EXERCISE DETAILS — Transcribe the passage on passwords lingering in computer memory word for word, starting at "But even that" and ending at "email it back.".

EXTRACT PROVIDED —
__________________________________________________
TYPING your password or credit card number into a computer is a moment's work. But if you think your personal details disappear as soon as you hit the Return key, think again: they can sit on the computer's hard disc for years waiting for a hacker to rip them off.
This alarming assessment comes from researchers who have created a way to track sensitive information through computer memory. They hope their results will convince programmers to work harder at making computers more secure.
As people spend more time on the web and hackers become more sophisticated, the dangers of storing personal information on computers are growing by the day, security experts say. There are some obvious safeguards, such as never allowing your computer to store your passwords.
But even that is no guarantee of security. When you type in a password, it is stored in random access memory (RAM), where it is held temporarily until other data overwrites it or the computer is switched off. But every so often, the computer copies the contents of its RAM onto hard disc, where it is easy prey for a hacker, who can read it directly or design a worm to email it back.
The longer sensitive data stays in RAM, the more likely it is to be copied onto the disc, where it stays until it is overwritten- which might not happen for years.
Tal Garfinkel and colleagues from Stanford University in Palo Alto, California, have created a software tool called TaintBochs which simulates the workings of a complete computer system. Within the simulation, sensitive data can be tagged, or "tainted", and then tracked as it passes through the system.
Such tracking is normally impossible on a computer. Next, Garfinkel and his team simulated computers running common software that regularly handles passwords or confidential personal information, such as Internet Explorer, the Windows login script and Apache server software.
__________________________________________________
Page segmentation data
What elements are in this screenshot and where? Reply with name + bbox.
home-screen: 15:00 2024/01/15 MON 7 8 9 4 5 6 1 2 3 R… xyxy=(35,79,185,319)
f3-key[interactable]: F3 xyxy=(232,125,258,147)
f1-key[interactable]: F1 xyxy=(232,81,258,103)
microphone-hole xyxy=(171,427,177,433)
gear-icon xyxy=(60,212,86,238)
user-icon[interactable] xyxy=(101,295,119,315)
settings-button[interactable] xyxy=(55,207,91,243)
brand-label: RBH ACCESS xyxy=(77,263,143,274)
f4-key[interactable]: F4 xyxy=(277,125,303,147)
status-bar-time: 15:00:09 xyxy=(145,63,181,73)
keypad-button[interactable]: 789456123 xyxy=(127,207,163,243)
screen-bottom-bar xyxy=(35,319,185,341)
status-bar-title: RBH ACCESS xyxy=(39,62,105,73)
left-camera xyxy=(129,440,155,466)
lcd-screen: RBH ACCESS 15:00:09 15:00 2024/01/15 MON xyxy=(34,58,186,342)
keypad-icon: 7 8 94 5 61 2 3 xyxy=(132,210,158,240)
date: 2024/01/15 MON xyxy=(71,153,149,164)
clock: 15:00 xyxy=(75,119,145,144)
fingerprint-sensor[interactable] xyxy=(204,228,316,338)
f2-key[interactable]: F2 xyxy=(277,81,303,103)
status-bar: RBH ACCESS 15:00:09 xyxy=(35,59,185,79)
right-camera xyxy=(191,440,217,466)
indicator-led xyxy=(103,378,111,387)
__________________________________________________
REPLY —
But even that is no guarantee of security. When you type in a password, it is stored in random access memory (RAM), where it is held temporarily until other data overwrites it or the computer is switched off. But every so often, the computer copies the contents of its RAM onto hard disc, where it is easy prey for a hacker, who can read it directly or design a worm to email it back.